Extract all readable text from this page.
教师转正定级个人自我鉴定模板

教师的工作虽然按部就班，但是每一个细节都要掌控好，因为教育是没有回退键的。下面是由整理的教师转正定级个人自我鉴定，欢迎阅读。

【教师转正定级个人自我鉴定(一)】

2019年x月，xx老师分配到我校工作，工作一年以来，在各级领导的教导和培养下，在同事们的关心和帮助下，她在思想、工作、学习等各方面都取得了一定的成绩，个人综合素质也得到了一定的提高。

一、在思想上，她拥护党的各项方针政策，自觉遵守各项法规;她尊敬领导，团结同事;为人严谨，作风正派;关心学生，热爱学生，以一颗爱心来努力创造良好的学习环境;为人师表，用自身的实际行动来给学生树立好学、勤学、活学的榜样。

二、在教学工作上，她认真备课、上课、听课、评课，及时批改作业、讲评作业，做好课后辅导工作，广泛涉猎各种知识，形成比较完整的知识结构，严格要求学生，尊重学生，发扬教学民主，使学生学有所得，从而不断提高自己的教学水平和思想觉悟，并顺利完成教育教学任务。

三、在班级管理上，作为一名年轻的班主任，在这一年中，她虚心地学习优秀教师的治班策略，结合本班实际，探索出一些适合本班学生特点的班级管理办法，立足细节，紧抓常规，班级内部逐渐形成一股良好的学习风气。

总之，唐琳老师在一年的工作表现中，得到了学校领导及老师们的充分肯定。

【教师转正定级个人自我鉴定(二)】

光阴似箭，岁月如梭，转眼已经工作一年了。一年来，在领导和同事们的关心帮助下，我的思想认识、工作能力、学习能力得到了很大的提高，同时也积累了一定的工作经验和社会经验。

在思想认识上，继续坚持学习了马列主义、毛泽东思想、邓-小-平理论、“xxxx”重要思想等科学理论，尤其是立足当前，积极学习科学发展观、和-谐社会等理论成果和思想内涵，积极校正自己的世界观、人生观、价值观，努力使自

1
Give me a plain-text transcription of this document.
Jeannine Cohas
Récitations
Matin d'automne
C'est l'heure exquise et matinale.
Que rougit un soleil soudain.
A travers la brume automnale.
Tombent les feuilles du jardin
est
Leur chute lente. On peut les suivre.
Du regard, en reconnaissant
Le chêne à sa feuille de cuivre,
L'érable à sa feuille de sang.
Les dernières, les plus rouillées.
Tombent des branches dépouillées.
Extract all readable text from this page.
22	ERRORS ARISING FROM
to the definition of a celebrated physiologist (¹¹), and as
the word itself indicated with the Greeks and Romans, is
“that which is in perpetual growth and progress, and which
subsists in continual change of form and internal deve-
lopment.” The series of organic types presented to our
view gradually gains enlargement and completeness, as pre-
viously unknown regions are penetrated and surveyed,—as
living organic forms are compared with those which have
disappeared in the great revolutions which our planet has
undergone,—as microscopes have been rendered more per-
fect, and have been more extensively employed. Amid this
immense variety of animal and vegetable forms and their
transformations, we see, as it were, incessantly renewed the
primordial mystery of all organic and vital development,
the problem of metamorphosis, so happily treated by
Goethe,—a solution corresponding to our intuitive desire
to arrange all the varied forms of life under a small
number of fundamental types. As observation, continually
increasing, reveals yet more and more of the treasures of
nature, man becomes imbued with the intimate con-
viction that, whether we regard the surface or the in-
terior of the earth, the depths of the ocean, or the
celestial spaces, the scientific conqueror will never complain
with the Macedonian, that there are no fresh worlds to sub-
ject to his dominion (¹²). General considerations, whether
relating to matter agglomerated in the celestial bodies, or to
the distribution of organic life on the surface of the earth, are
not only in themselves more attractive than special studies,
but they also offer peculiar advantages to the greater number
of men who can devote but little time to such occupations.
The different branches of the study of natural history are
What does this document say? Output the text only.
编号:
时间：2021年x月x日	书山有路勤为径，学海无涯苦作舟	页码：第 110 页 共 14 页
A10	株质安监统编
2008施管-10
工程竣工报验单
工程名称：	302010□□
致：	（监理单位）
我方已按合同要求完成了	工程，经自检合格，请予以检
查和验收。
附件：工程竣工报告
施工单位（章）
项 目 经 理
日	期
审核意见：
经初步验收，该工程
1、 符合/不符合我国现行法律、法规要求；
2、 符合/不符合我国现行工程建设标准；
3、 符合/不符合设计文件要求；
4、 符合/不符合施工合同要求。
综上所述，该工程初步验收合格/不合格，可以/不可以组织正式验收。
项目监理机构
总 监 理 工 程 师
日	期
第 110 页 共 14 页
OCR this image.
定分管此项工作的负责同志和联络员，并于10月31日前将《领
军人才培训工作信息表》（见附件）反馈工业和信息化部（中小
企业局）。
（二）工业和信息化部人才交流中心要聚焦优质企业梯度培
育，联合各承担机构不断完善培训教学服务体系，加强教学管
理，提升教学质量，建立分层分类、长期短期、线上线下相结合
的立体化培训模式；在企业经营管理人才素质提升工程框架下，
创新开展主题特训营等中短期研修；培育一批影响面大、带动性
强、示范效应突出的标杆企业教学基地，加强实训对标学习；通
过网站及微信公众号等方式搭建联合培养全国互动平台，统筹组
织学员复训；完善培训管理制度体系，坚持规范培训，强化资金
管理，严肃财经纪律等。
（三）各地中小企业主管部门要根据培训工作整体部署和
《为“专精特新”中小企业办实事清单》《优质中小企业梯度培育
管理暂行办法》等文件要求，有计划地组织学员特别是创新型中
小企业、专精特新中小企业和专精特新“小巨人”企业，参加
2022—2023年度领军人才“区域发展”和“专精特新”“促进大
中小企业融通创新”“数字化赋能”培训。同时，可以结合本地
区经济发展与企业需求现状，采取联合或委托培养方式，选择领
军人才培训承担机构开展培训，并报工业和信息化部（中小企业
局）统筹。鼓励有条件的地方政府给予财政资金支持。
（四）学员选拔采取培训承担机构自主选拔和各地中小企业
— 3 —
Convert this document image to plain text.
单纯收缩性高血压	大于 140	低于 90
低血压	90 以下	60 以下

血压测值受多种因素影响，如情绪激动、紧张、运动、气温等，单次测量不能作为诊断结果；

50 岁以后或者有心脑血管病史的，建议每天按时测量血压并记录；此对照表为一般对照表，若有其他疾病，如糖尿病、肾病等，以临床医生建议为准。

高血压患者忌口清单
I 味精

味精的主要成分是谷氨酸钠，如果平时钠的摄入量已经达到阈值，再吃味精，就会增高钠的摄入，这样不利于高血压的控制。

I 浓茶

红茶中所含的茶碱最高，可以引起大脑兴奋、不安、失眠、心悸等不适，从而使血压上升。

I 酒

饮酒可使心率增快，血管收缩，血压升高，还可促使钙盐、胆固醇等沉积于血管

##########

Task instructions ▸
Your task is to repeat each line of the material exactly.

Written solution ▸
Extract all readable text from this page.
教师转正定级个人自我鉴定模板

教师的工作虽然按部就班，但是每一个细节都要掌控好，因为教育是没有回退键的。下面是由整理的教师转正定级个人自我鉴定，欢迎阅读。

【教师转正定级个人自我鉴定(一)】

2019年x月，xx老师分配到我校工作，工作一年以来，在各级领导的教导和培养下，在同事们的关心和帮助下，她在思想、工作、学习等各方面都取得了一定的成绩，个人综合素质也得到了一定的提高。

一、在思想上，她拥护党的各项方针政策，自觉遵守各项法规;她尊敬领导，团结同事;为人严谨，作风正派;关心学生，热爱学生，以一颗爱心来努力创造良好的学习环境;为人师表，用自身的实际行动来给学生树立好学、勤学、活学的榜样。

二、在教学工作上，她认真备课、上课、听课、评课，及时批改作业、讲评作业，做好课后辅导工作，广泛涉猎各种知识，形成比较完整的知识结构，严格要求学生，尊重学生，发扬教学民主，使学生学有所得，从而不断提高自己的教学水平和思想觉悟，并顺利完成教育教学任务。

三、在班级管理上，作为一名年轻的班主任，在这一年中，她虚心地学习优秀教师的治班策略，结合本班实际，探索出一些适合本班学生特点的班级管理办法，立足细节，紧抓常规，班级内部逐渐形成一股良好的学习风气。

总之，唐琳老师在一年的工作表现中，得到了学校领导及老师们的充分肯定。

【教师转正定级个人自我鉴定(二)】

光阴似箭，岁月如梭，转眼已经工作一年了。一年来，在领导和同事们的关心帮助下，我的思想认识、工作能力、学习能力得到了很大的提高，同时也积累了一定的工作经验和社会经验。

在思想认识上，继续坚持学习了马列主义、毛泽东思想、邓-小-平理论、“xxxx”重要思想等科学理论，尤其是立足当前，积极学习科学发展观、和-谐社会等理论成果和思想内涵，积极校正自己的世界观、人生观、价值观，努力使自

1
Give me a plain-text transcription of this document.
Jeannine Cohas
Récitations
Matin d'automne
C'est l'heure exquise et matinale.
Que rougit un soleil soudain.
A travers la brume automnale.
Tombent les feuilles du jardin
est
Leur chute lente. On peut les suivre.
Du regard, en reconnaissant
Le chêne à sa feuille de cuivre,
L'érable à sa feuille de sang.
Les dernières, les plus rouillées.
Tombent des branches dépouillées.
Extract all readable text from this page.
22	ERRORS ARISING FROM
to the definition of a celebrated physiologist (¹¹), and as
the word itself indicated with the Greeks and Romans, is
“that which is in perpetual growth and progress, and which
subsists in continual change of form and internal deve-
lopment.” The series of organic types presented to our
view gradually gains enlargement and completeness, as pre-
viously unknown regions are penetrated and surveyed,—as
living organic forms are compared with those which have
disappeared in the great revolutions which our planet has
undergone,—as microscopes have been rendered more per-
fect, and have been more extensively employed. Amid this
immense variety of animal and vegetable forms and their
transformations, we see, as it were, incessantly renewed the
primordial mystery of all organic and vital development,
the problem of metamorphosis, so happily treated by
Goethe,—a solution corresponding to our intuitive desire
to arrange all the varied forms of life under a small
number of fundamental types. As observation, continually
increasing, reveals yet more and more of the treasures of
nature, man becomes imbued with the intimate con-
viction that, whether we regard the surface or the in-
terior of the earth, the depths of the ocean, or the
celestial spaces, the scientific conqueror will never complain
with the Macedonian, that there are no fresh worlds to sub-
ject to his dominion (¹²). General considerations, whether
relating to matter agglomerated in the celestial bodies, or to
the distribution of organic life on the surface of the earth, are
not only in themselves more attractive than special studies,
but they also offer peculiar advantages to the greater number
of men who can devote but little time to such occupations.
The different branches of the study of natural history are
What does this document say? Output the text only.
编号:
时间：2021年x月x日	书山有路勤为径，学海无涯苦作舟	页码：第 110 页 共 14 页
A10	株质安监统编
2008施管-10
工程竣工报验单
工程名称：	302010□□
致：	（监理单位）
我方已按合同要求完成了	工程，经自检合格，请予以检
查和验收。
附件：工程竣工报告
施工单位（章）
项 目 经 理
日	期
审核意见：
经初步验收，该工程
1、 符合/不符合我国现行法律、法规要求；
2、 符合/不符合我国现行工程建设标准；
3、 符合/不符合设计文件要求；
4、 符合/不符合施工合同要求。
综上所述，该工程初步验收合格/不合格，可以/不可以组织正式验收。
项目监理机构
总 监 理 工 程 师
日	期
第 110 页 共 14 页
OCR this image.
定分管此项工作的负责同志和联络员，并于10月31日前将《领
军人才培训工作信息表》（见附件）反馈工业和信息化部（中小
企业局）。
（二）工业和信息化部人才交流中心要聚焦优质企业梯度培
育，联合各承担机构不断完善培训教学服务体系，加强教学管
理，提升教学质量，建立分层分类、长期短期、线上线下相结合
的立体化培训模式；在企业经营管理人才素质提升工程框架下，
创新开展主题特训营等中短期研修；培育一批影响面大、带动性
强、示范效应突出的标杆企业教学基地，加强实训对标学习；通
过网站及微信公众号等方式搭建联合培养全国互动平台，统筹组
织学员复训；完善培训管理制度体系，坚持规范培训，强化资金
管理，严肃财经纪律等。
（三）各地中小企业主管部门要根据培训工作整体部署和
《为“专精特新”中小企业办实事清单》《优质中小企业梯度培育
管理暂行办法》等文件要求，有计划地组织学员特别是创新型中
小企业、专精特新中小企业和专精特新“小巨人”企业，参加
2022—2023年度领军人才“区域发展”和“专精特新”“促进大
中小企业融通创新”“数字化赋能”培训。同时，可以结合本地
区经济发展与企业需求现状，采取联合或委托培养方式，选择领
军人才培训承担机构开展培训，并报工业和信息化部（中小企业
局）统筹。鼓励有条件的地方政府给予财政资金支持。
（四）学员选拔采取培训承担机构自主选拔和各地中小企业
— 3 —
Convert this document image to plain text.
单纯收缩性高血压	大于 140	低于 90
低血压	90 以下	60 以下

血压测值受多种因素影响，如情绪激动、紧张、运动、气温等，单次测量不能作为诊断结果；

50 岁以后或者有心脑血管病史的，建议每天按时测量血压并记录；此对照表为一般对照表，若有其他疾病，如糖尿病、肾病等，以临床医生建议为准。

高血压患者忌口清单
I 味精

味精的主要成分是谷氨酸钠，如果平时钠的摄入量已经达到阈值，再吃味精，就会增高钠的摄入，这样不利于高血压的控制。

I 浓茶

红茶中所含的茶碱最高，可以引起大脑兴奋、不安、失眠、心悸等不适，从而使血压上升。

I 酒

饮酒可使心率增快，血管收缩，血压升高，还可促使钙盐、胆固醇等沉积于血管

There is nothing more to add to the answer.